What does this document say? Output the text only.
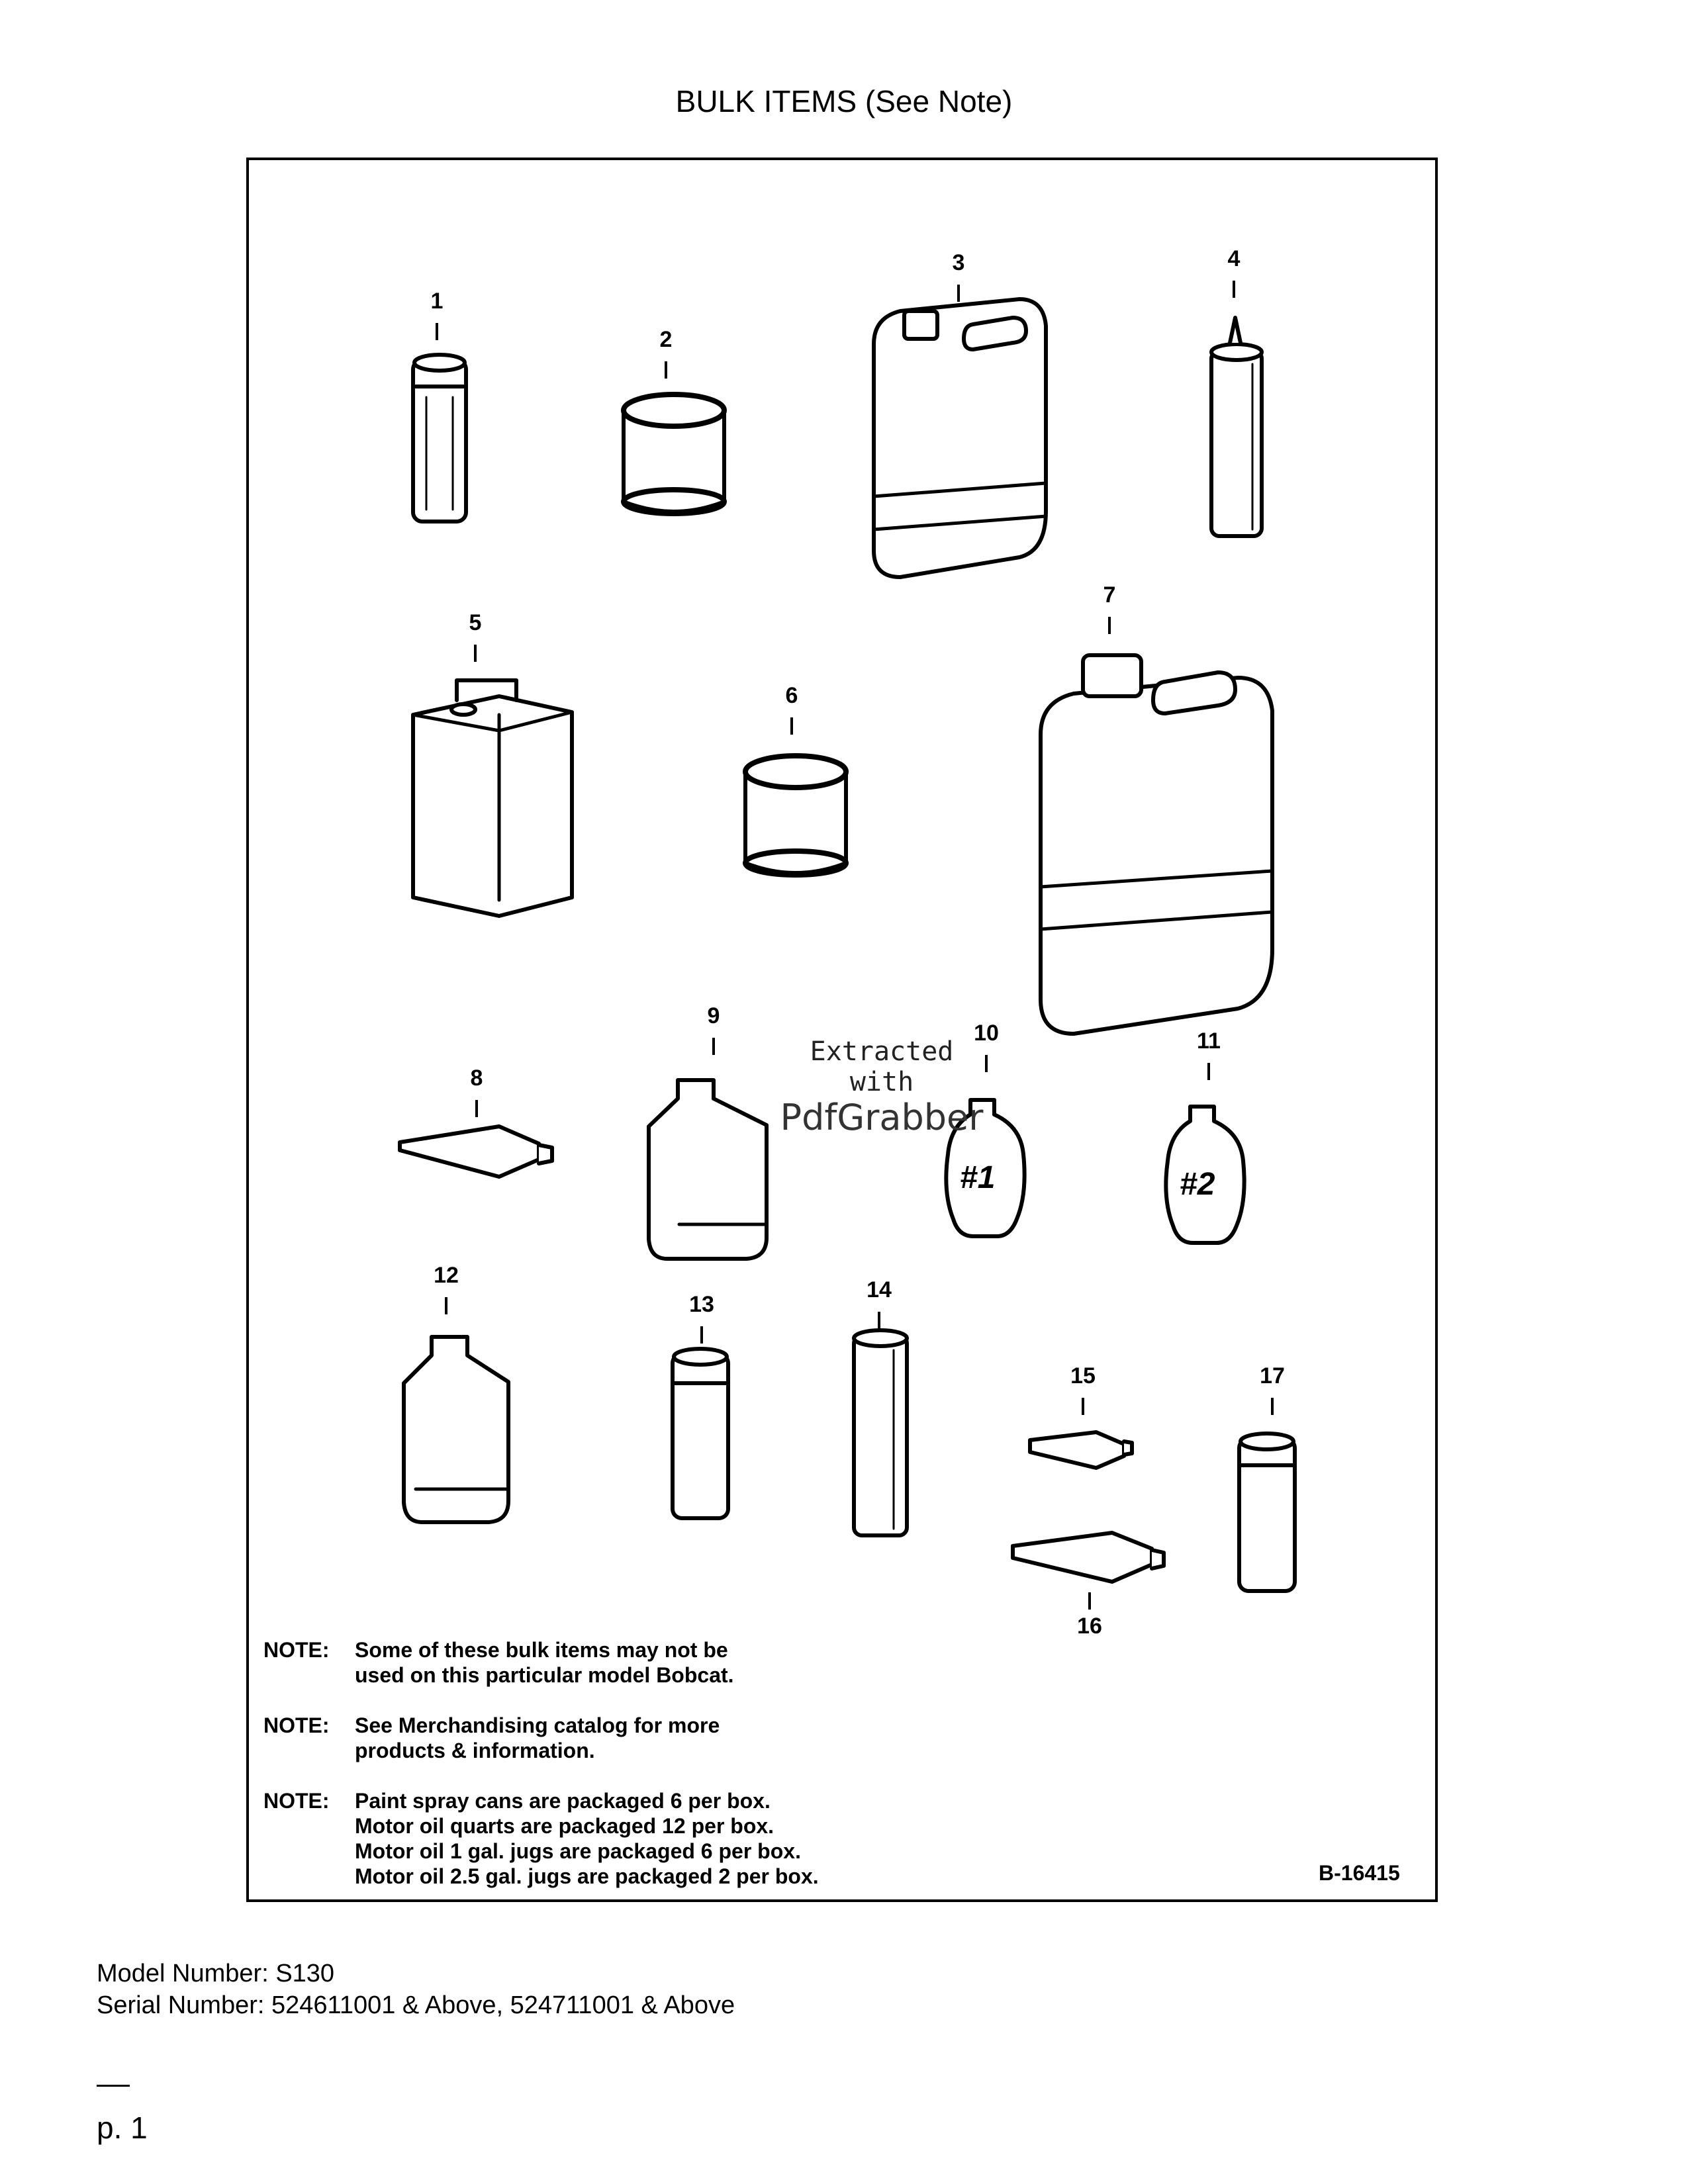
BULK ITEMS (See Note)
#1	#2
1
2
3	4
5
6
7
8
9
10	11
12
13
14
15
16
17
Extracted
with
PdfGrabber
NOTE:	Some of these bulk items may not be
used on this particular model Bobcat.
NOTE:	See Merchandising catalog for more
products & information.
NOTE:	Paint spray cans are packaged 6 per box.
Motor oil quarts are packaged 12 per box.
Motor oil 1 gal. jugs are packaged 6 per box.
Motor oil 2.5 gal. jugs are packaged 2 per box.	B-16415
Model Number: S130
Serial Number: 524611001 & Above, 524711001 & Above
p. 1
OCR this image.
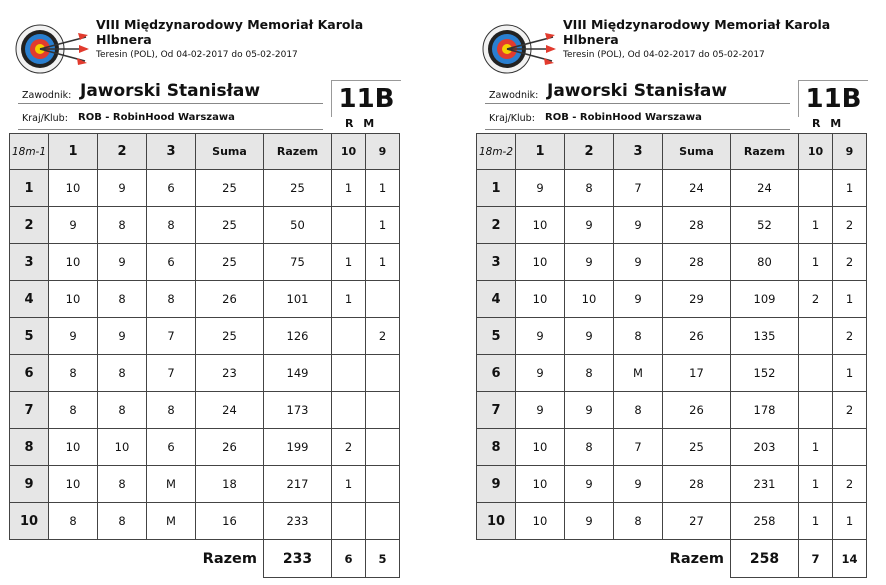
VIII Międzynarodowy Memoriał Karola
Hlbnera
Teresin (POL), Od 04-02-2017 do 05-02-2017
Zawodnik: Jaworski Stanisław
Kraj/Klub: ROB - RobinHood Warszawa
11B
R M
18m-1	1	2	3	Suma	Razem	10	9
1	10	9	6	25	25	1	1
2	9	8	8	25	50		1
3	10	9	6	25	75	1	1
4	10	8	8	26	101	1	
5	9	9	7	25	126		2
6	8	8	7	23	149		
7	8	8	8	24	173		
8	10	10	6	26	199	2	
9	10	8	M	18	217	1	
10	8	8	M	16	233		
			Razem		233	6	5
VIII Międzynarodowy Memoriał Karola
Hlbnera
Teresin (POL), Od 04-02-2017 do 05-02-2017
Zawodnik: Jaworski Stanisław
Kraj/Klub: ROB - RobinHood Warszawa
11B
R M
18m-2	1	2	3	Suma	Razem	10	9
1	9	8	7	24	24		1
2	10	9	9	28	52	1	2
3	10	9	9	28	80	1	2
4	10	10	9	29	109	2	1
5	9	9	8	26	135		2
6	9	8	M	17	152		1
7	9	9	8	26	178		2
8	10	8	7	25	203	1	
9	10	9	9	28	231	1	2
10	10	9	8	27	258	1	1
			Razem		258	7	14
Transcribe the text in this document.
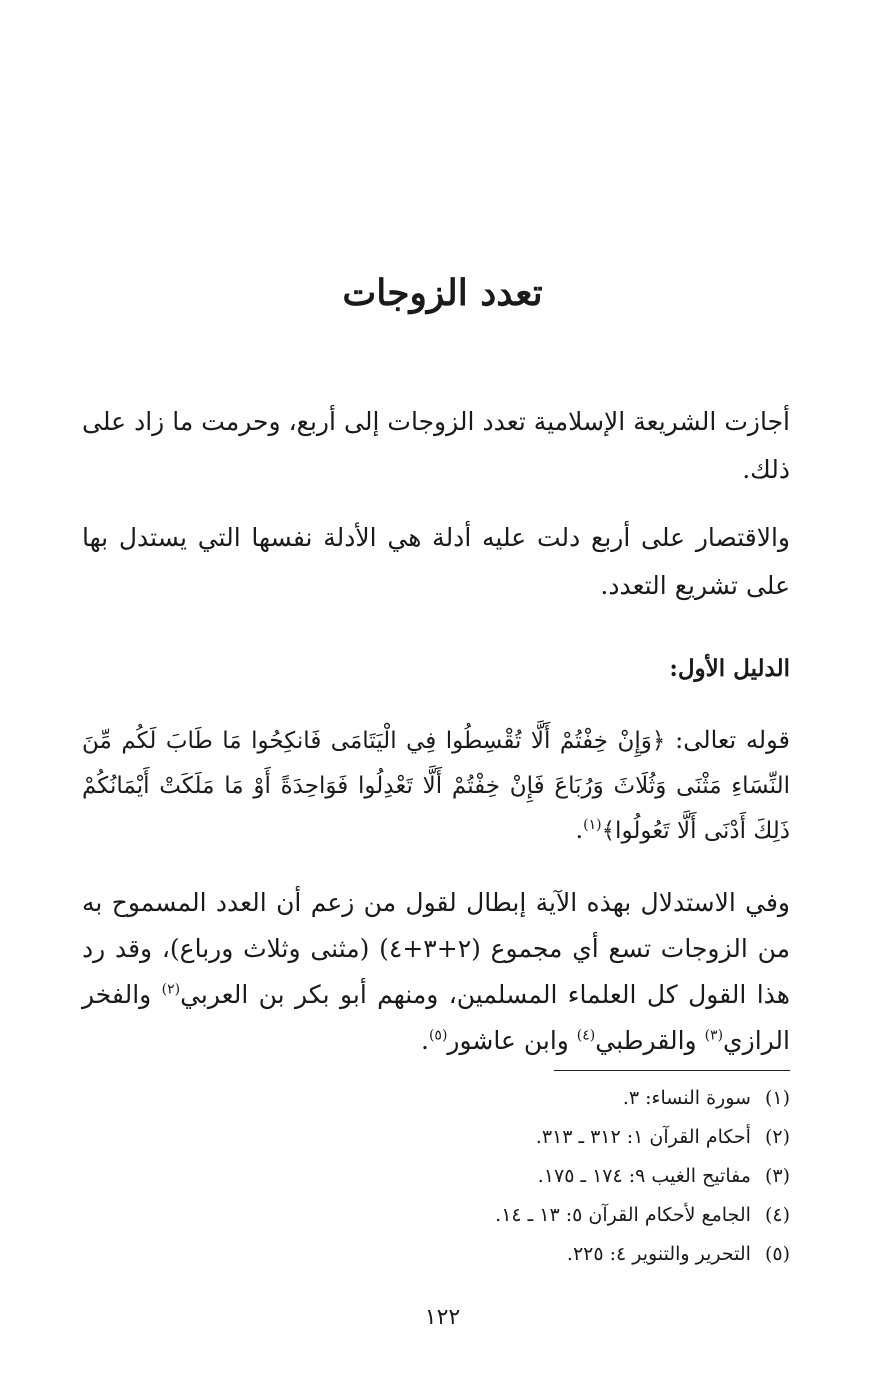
تعدد الزوجات

أجازت الشريعة الإسلامية تعدد الزوجات إلى أربع، وحرمت ما زاد على ذلك.

والاقتصار على أربع دلت عليه أدلة هي الأدلة نفسها التي يستدل بها على تشريع التعدد.

الدليل الأول:

قوله تعالى: ﴿وَإِنْ خِفْتُمْ أَلَّا تُقْسِطُوا فِي الْيَتَامَى فَانكِحُوا مَا طَابَ لَكُم مِّنَ النِّسَاءِ مَثْنَى وَثُلَاثَ وَرُبَاعَ فَإِنْ خِفْتُمْ أَلَّا تَعْدِلُوا فَوَاحِدَةً أَوْ مَا مَلَكَتْ أَيْمَانُكُمْ ذَلِكَ أَدْنَى أَلَّا تَعُولُوا﴾$^{(١)}$.

وفي الاستدلال بهذه الآية إبطال لقول من زعم أن العدد المسموح به من الزوجات تسع أي مجموع (٢+٣+٤) (مثنى وثلاث ورباع)، وقد رد هذا القول كل العلماء المسلمين، ومنهم أبو بكر بن العربي$^{(٢)}$ والفخر الرازي$^{(٣)}$ والقرطبي$^{(٤)}$ وابن عاشور$^{(٥)}$.

(١)سورة النساء: ٣.
(٢)أحكام القرآن ١: ٣١٢ ـ ٣١٣.
(٣)مفاتيح الغيب ٩: ١٧٤ ـ ١٧٥.
(٤)الجامع لأحكام القرآن ٥: ١٣ ـ ١٤.
(٥)التحرير والتنوير ٤: ٢٢٥.

١٢٢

Short exercise:
Tally the lines of the material above that contain the word "القرآن" and report the total alone.

The completed task:
2